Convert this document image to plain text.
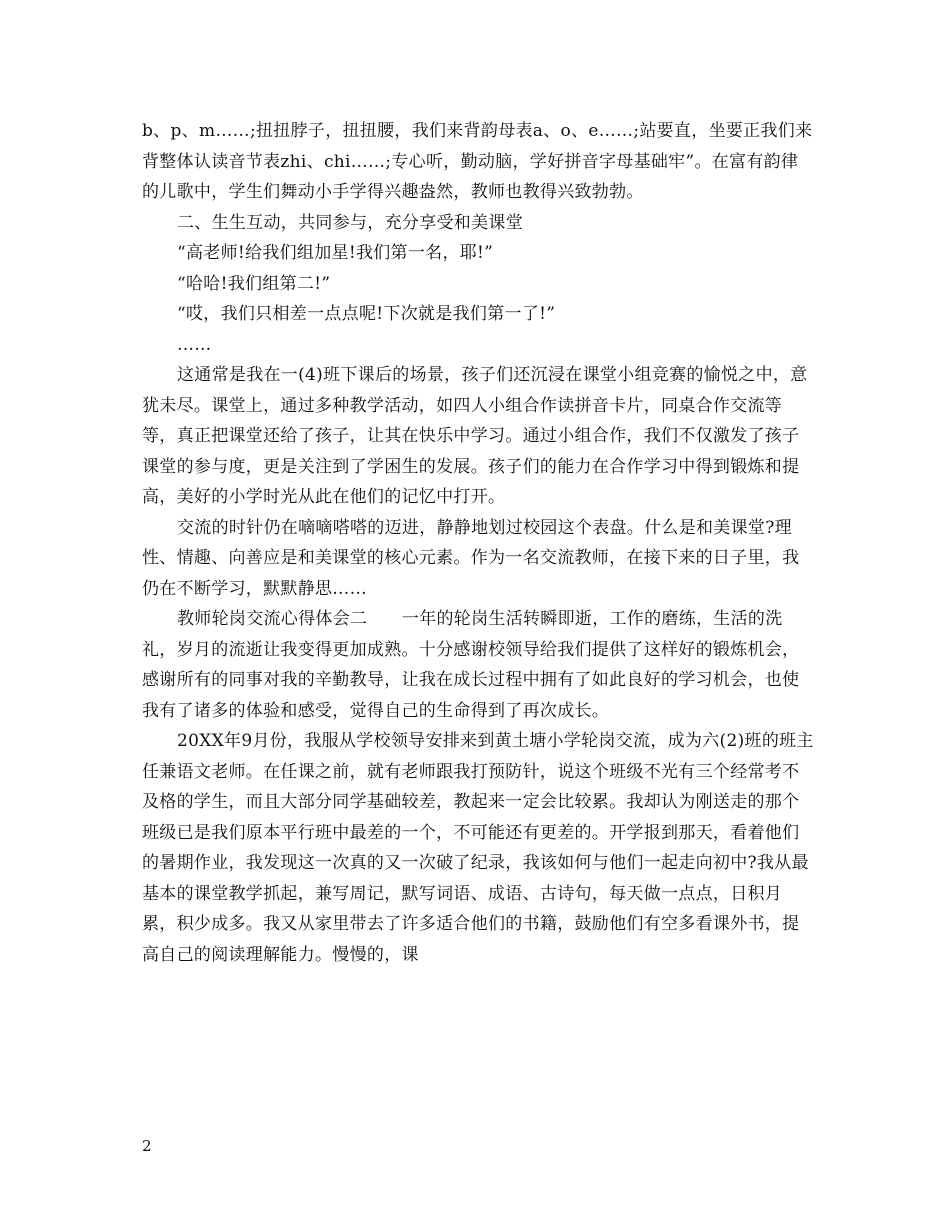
b、p、m……;扭扭脖子，扭扭腰，我们来背韵母表a、o、e……;站要直，坐要正我们来背整体认读音节表zhi、chi……;专心听，勤动脑，学好拼音字母基础牢”。在富有韵律的儿歌中，学生们舞动小手学得兴趣盎然，教师也教得兴致勃勃。

二、生生互动，共同参与，充分享受和美课堂

“高老师!给我们组加星!我们第一名，耶!”

“哈哈!我们组第二!”

“哎，我们只相差一点点呢!下次就是我们第一了!”

……

这通常是我在一(4)班下课后的场景，孩子们还沉浸在课堂小组竞赛的愉悦之中，意犹未尽。课堂上，通过多种教学活动，如四人小组合作读拼音卡片，同桌合作交流等等，真正把课堂还给了孩子，让其在快乐中学习。通过小组合作，我们不仅激发了孩子课堂的参与度，更是关注到了学困生的发展。孩子们的能力在合作学习中得到锻炼和提高，美好的小学时光从此在他们的记忆中打开。

交流的时针仍在嘀嘀嗒嗒的迈进，静静地划过校园这个表盘。什么是和美课堂?理性、情趣、向善应是和美课堂的核心元素。作为一名交流教师，在接下来的日子里，我仍在不断学习，默默静思……

教师轮岗交流心得体会二　　一年的轮岗生活转瞬即逝，工作的磨练，生活的洗礼，岁月的流逝让我变得更加成熟。十分感谢校领导给我们提供了这样好的锻炼机会，感谢所有的同事对我的辛勤教导，让我在成长过程中拥有了如此良好的学习机会，也使我有了诸多的体验和感受，觉得自己的生命得到了再次成长。

20XX年9月份，我服从学校领导安排来到黄土塘小学轮岗交流，成为六(2)班的班主任兼语文老师。在任课之前，就有老师跟我打预防针，说这个班级不光有三个经常考不及格的学生，而且大部分同学基础较差，教起来一定会比较累。我却认为刚送走的那个班级已是我们原本平行班中最差的一个，不可能还有更差的。开学报到那天，看着他们的暑期作业，我发现这一次真的又一次破了纪录，我该如何与他们一起走向初中?我从最基本的课堂教学抓起，兼写周记，默写词语、成语、古诗句，每天做一点点，日积月累，积少成多。我又从家里带去了许多适合他们的书籍，鼓励他们有空多看课外书，提高自己的阅读理解能力。慢慢的，课

2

_ _ _ _ _

WHAT TO WORK ON: Omit each picture, then return all of the listing exactly as it stands.

SOLUTION TO THIS PROBLEM:
Convert this document image to plain text.
b、p、m……;扭扭脖子，扭扭腰，我们来背韵母表a、o、e……;站要直，坐要正我们来背整体认读音节表zhi、chi……;专心听，勤动脑，学好拼音字母基础牢”。在富有韵律的儿歌中，学生们舞动小手学得兴趣盎然，教师也教得兴致勃勃。

二、生生互动，共同参与，充分享受和美课堂

“高老师!给我们组加星!我们第一名，耶!”

“哈哈!我们组第二!”

“哎，我们只相差一点点呢!下次就是我们第一了!”

……

这通常是我在一(4)班下课后的场景，孩子们还沉浸在课堂小组竞赛的愉悦之中，意犹未尽。课堂上，通过多种教学活动，如四人小组合作读拼音卡片，同桌合作交流等等，真正把课堂还给了孩子，让其在快乐中学习。通过小组合作，我们不仅激发了孩子课堂的参与度，更是关注到了学困生的发展。孩子们的能力在合作学习中得到锻炼和提高，美好的小学时光从此在他们的记忆中打开。

交流的时针仍在嘀嘀嗒嗒的迈进，静静地划过校园这个表盘。什么是和美课堂?理性、情趣、向善应是和美课堂的核心元素。作为一名交流教师，在接下来的日子里，我仍在不断学习，默默静思……

教师轮岗交流心得体会二　　一年的轮岗生活转瞬即逝，工作的磨练，生活的洗礼，岁月的流逝让我变得更加成熟。十分感谢校领导给我们提供了这样好的锻炼机会，感谢所有的同事对我的辛勤教导，让我在成长过程中拥有了如此良好的学习机会，也使我有了诸多的体验和感受，觉得自己的生命得到了再次成长。

20XX年9月份，我服从学校领导安排来到黄土塘小学轮岗交流，成为六(2)班的班主任兼语文老师。在任课之前，就有老师跟我打预防针，说这个班级不光有三个经常考不及格的学生，而且大部分同学基础较差，教起来一定会比较累。我却认为刚送走的那个班级已是我们原本平行班中最差的一个，不可能还有更差的。开学报到那天，看着他们的暑期作业，我发现这一次真的又一次破了纪录，我该如何与他们一起走向初中?我从最基本的课堂教学抓起，兼写周记，默写词语、成语、古诗句，每天做一点点，日积月累，积少成多。我又从家里带去了许多适合他们的书籍，鼓励他们有空多看课外书，提高自己的阅读理解能力。慢慢的，课

2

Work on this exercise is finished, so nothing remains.